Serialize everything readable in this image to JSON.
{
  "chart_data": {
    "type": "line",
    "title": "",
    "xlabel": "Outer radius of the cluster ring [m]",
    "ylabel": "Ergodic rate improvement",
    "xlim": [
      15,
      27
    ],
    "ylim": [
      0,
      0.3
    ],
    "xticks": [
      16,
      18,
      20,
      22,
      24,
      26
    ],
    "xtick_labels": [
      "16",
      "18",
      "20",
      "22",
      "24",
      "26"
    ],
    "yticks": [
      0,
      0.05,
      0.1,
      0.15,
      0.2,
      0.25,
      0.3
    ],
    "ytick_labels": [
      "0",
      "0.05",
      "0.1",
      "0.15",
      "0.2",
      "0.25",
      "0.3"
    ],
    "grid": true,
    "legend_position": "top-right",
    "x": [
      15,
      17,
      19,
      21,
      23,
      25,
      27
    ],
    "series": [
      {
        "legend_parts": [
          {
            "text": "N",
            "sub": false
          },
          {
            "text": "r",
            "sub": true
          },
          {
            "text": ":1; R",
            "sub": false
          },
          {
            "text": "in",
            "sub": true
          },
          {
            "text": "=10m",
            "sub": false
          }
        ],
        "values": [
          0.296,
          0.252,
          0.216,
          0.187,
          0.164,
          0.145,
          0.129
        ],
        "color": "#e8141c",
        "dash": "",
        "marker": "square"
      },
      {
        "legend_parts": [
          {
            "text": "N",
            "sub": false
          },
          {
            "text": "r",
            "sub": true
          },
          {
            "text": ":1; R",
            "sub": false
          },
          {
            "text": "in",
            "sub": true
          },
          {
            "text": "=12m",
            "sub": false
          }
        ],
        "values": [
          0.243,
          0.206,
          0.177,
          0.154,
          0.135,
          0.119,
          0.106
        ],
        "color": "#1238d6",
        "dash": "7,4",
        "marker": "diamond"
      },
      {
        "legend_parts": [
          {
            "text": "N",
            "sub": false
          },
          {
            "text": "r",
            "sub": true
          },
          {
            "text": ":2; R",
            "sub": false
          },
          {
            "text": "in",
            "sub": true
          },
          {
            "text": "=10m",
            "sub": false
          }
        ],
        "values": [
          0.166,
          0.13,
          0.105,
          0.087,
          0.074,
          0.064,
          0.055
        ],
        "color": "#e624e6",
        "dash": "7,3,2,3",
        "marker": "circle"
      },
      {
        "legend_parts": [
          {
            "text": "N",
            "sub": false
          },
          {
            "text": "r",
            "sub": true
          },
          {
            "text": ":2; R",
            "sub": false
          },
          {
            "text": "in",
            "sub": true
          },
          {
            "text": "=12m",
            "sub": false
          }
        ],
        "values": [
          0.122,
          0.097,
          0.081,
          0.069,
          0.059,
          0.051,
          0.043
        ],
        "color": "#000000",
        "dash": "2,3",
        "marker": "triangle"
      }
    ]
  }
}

**EXERCISE TASK:** Counting only lines of the data above that hold "color", report the total and nothing else.

**TASK RESULT:** 4